BAGIAN DOKUMEN:
Seperti Thesa, Meutia yang berasal dari Aceh Selatan juga ikut menceritakan tradisi mempersiapkan ketupat di kampung halamannya. Ia bercerita, biasanya, memasak ketupat menjelang Lebaran dilakukan bersama-sama sanak keluarga di kampung.
"Di Aceh masak apa-apa rame-rame. Kalau ada hari besar semua anggota keluarga ikut andil. Ada yang masak bareng tetangga atau saudara dari mana-mana, masak bareng nanti makanannya juga dibagi-bagi," tutur Meutia, Selasa, 13 Juni 2017.
Namun sedikit berbeda dengan ketupat di tanah Jawa yang biasanya dimakan dengan sayur bersantan dan lauk pauk, Aceh punya caranya sendiri. Ketupat sayur, menurut Meutia, bukan kudapan wajib saat Lebaran di Aceh.
"Di Aceh kalau ketupat sayur itu kebawa tradisi dari daerah lain saja. Ketupat sayur masih dianggap enggak wajib di sana. Yang masak ketupat sayur di sana itu orang-orang yang suka atau pernah tinggal di Jawa terus dibawa tradisi masak ketupat sayur di sana," katanya.

SELESAIKAN TUGAS BERIKUT:
a. Salin kata demi kata bagian teks tentang tradisi ketupat di Aceh yang terletak di antara "Namun sedikit berbeda" dan "Lebaran di Aceh.", termasuk kedua batas tersebut.
b. Sebutkan semua nama daerah yang disebut dalam teks tentang tradisi ketupat di Aceh.

CUPLIKAN DATA:

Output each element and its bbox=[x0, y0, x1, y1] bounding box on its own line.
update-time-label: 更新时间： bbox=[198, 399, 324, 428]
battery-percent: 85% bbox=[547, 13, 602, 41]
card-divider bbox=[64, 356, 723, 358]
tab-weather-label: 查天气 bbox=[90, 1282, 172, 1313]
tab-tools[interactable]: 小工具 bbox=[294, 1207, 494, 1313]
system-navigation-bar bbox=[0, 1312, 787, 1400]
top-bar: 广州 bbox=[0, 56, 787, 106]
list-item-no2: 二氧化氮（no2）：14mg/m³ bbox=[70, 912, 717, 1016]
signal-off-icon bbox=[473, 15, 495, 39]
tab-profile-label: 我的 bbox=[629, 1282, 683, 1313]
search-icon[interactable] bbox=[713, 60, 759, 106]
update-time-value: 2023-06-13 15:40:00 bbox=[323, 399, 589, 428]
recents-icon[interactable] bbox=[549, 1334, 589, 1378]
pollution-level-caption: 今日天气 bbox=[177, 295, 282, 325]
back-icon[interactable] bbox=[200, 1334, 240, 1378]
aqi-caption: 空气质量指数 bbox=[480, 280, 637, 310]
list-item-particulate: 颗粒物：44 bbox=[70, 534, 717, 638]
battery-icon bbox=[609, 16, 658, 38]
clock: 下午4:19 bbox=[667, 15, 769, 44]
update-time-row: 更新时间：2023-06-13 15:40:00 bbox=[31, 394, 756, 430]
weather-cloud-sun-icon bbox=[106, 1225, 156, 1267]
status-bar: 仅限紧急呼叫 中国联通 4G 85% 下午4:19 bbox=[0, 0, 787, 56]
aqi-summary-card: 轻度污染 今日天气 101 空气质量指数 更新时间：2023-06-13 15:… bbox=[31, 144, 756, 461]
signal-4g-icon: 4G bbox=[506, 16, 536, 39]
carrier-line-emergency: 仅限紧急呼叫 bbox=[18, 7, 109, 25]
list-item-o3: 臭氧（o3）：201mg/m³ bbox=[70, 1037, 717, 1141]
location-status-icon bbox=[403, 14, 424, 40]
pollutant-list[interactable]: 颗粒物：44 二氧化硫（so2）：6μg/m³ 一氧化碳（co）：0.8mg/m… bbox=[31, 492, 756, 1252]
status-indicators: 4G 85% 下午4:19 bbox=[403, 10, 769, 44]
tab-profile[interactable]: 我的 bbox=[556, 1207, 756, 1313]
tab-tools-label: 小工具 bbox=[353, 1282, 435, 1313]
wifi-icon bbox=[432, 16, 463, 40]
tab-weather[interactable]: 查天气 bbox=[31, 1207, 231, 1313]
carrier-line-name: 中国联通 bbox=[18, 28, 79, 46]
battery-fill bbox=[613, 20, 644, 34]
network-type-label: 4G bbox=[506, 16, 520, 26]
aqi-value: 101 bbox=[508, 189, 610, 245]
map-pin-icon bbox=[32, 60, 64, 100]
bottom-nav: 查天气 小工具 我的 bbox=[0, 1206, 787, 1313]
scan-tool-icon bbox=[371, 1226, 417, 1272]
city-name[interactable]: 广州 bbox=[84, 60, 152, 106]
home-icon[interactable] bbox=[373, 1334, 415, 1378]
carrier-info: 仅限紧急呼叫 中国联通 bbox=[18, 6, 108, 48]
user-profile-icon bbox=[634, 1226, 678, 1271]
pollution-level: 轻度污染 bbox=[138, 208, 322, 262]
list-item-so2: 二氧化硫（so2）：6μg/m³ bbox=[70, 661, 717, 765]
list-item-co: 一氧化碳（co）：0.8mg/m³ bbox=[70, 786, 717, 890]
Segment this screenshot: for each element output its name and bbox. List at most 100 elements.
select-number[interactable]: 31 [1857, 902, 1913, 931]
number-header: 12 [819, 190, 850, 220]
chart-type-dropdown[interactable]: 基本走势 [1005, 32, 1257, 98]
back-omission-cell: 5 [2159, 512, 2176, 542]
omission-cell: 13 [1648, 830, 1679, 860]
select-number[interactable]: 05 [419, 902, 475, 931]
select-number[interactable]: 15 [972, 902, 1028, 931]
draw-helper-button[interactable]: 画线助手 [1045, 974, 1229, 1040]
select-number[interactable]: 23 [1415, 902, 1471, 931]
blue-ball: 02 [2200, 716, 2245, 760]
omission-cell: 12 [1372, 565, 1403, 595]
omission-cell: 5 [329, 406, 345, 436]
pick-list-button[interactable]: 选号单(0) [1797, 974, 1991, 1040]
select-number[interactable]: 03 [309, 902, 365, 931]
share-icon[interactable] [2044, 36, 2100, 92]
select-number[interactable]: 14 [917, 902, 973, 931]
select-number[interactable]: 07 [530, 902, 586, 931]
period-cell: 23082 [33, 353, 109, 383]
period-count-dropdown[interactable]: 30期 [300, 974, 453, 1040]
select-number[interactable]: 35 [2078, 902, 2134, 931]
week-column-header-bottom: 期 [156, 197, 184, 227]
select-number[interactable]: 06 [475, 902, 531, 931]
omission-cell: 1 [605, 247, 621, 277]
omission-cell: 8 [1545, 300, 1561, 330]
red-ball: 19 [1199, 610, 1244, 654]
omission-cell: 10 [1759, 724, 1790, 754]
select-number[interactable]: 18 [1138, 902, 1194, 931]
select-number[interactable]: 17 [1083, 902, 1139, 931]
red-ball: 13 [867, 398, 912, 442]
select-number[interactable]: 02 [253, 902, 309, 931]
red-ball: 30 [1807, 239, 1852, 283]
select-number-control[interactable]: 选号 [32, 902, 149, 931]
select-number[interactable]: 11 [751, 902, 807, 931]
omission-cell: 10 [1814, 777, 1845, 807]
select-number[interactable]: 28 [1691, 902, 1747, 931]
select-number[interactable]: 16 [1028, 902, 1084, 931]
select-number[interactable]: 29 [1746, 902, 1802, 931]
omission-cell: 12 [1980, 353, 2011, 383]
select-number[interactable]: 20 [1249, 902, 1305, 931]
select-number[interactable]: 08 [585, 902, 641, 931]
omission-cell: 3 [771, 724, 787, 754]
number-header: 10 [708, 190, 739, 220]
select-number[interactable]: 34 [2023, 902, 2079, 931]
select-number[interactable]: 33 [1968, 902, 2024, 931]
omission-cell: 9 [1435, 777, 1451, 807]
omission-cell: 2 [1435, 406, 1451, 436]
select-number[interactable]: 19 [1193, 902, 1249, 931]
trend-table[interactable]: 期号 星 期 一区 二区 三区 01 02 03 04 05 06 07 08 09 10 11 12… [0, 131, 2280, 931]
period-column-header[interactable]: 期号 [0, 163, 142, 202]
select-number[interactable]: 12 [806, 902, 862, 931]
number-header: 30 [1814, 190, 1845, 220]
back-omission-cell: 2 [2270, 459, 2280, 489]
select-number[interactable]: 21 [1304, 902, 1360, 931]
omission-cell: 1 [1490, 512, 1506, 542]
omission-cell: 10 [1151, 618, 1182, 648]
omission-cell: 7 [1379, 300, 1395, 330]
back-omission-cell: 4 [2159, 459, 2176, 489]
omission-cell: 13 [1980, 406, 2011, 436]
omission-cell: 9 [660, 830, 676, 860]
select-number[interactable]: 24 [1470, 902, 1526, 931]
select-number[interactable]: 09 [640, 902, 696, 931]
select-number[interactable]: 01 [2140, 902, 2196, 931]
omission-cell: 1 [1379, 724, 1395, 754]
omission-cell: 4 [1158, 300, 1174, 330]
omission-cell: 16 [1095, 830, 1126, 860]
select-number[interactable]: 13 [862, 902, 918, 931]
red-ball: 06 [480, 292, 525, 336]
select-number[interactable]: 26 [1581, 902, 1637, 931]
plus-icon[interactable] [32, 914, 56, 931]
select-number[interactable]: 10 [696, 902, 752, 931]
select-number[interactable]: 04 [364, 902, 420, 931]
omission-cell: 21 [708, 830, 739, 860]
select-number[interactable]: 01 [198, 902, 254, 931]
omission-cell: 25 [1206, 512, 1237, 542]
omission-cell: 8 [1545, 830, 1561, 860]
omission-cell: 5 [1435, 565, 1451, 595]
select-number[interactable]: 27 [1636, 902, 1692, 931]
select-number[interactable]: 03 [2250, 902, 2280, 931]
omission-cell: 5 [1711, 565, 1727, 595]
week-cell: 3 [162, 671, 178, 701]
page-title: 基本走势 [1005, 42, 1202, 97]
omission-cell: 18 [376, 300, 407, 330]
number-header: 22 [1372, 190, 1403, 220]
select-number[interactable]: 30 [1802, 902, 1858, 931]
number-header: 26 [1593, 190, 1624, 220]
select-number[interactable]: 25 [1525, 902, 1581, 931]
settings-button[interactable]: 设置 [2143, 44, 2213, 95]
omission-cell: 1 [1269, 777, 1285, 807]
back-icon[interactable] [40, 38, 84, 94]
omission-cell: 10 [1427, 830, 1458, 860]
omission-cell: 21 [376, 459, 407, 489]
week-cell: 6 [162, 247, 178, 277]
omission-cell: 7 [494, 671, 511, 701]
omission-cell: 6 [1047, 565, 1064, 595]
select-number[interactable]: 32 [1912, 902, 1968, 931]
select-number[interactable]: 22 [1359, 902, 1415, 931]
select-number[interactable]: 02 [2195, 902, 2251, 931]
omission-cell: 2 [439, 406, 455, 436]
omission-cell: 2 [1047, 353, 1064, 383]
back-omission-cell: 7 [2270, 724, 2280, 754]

KUNCI JAWABAN:
a.
Namun sedikit berbeda dengan ketupat di tanah Jawa yang biasanya dimakan dengan sayur bersantan dan lauk pauk, Aceh punya caranya sendiri. Ketupat sayur, menurut Meutia, bukan kudapan wajib saat Lebaran di Aceh.

b. Aceh Selatan, Aceh, Jawa